── RECORDS SUPPLIED

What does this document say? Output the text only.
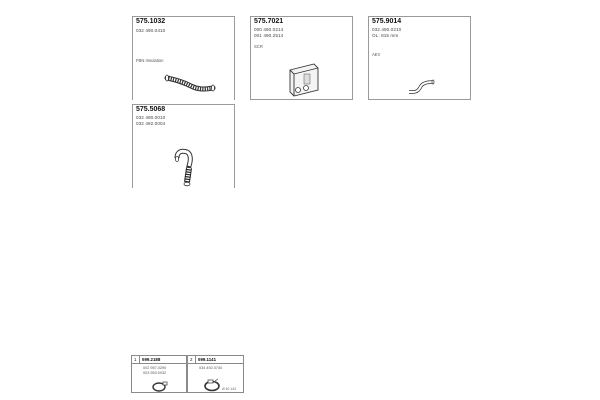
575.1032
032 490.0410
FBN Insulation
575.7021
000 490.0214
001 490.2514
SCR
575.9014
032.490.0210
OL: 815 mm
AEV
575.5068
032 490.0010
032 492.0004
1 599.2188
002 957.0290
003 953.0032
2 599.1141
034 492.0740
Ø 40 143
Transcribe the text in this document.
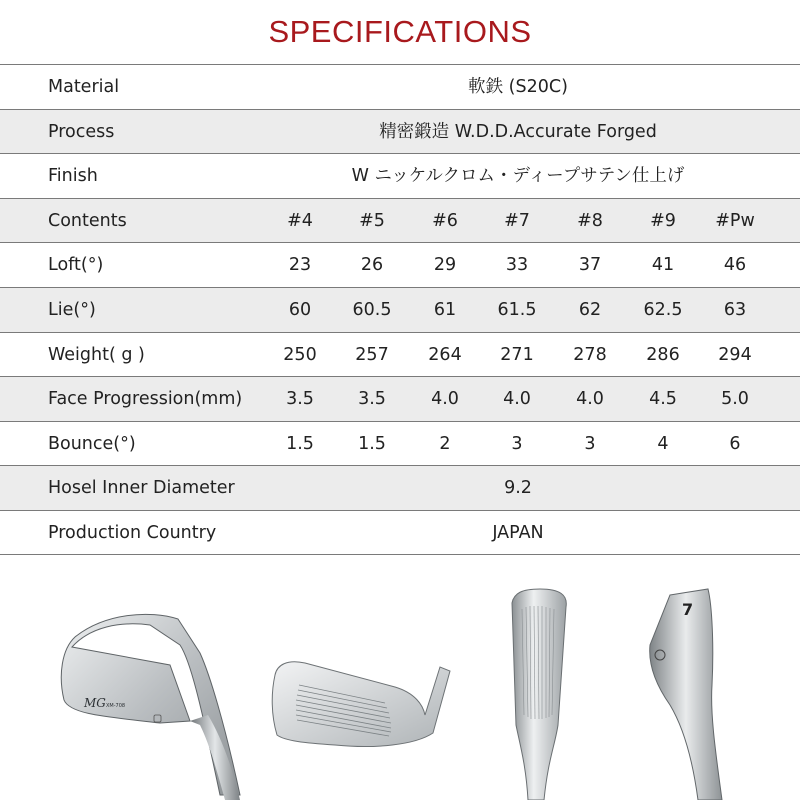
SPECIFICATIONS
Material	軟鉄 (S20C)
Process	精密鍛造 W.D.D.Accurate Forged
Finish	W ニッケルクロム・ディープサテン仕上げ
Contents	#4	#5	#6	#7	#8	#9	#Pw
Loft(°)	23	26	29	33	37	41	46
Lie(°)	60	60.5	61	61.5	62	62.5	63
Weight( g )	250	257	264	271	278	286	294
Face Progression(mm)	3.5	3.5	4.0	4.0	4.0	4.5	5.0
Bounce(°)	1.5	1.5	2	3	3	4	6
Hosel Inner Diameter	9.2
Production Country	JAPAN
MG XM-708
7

────

→ **OBJECTIVE**
All the records above need to be given again word for word. Skip the pictures.

→ **FINAL ANSWER**
What does this document say? Output the text only.
575.1032
032 490.0410
FBN Insulation
575.7021
000 490.0214
001 490.2514
SCR
575.9014
032.490.0210
OL: 815 mm
AEV
575.5068
032 490.0010
032 492.0004
1 599.2188
002 957.0290
003 953.0032
2 599.1141
034 492.0740
Ø 40 143
Transcribe the text in this document.
SPECIFICATIONS
Material	軟鉄 (S20C)
Process	精密鍛造 W.D.D.Accurate Forged
Finish	W ニッケルクロム・ディープサテン仕上げ
Contents	#4	#5	#6	#7	#8	#9	#Pw
Loft(°)	23	26	29	33	37	41	46
Lie(°)	60	60.5	61	61.5	62	62.5	63
Weight( g )	250	257	264	271	278	286	294
Face Progression(mm)	3.5	3.5	4.0	4.0	4.0	4.5	5.0
Bounce(°)	1.5	1.5	2	3	3	4	6
Hosel Inner Diameter	9.2
Production Country	JAPAN
MG XM-708
7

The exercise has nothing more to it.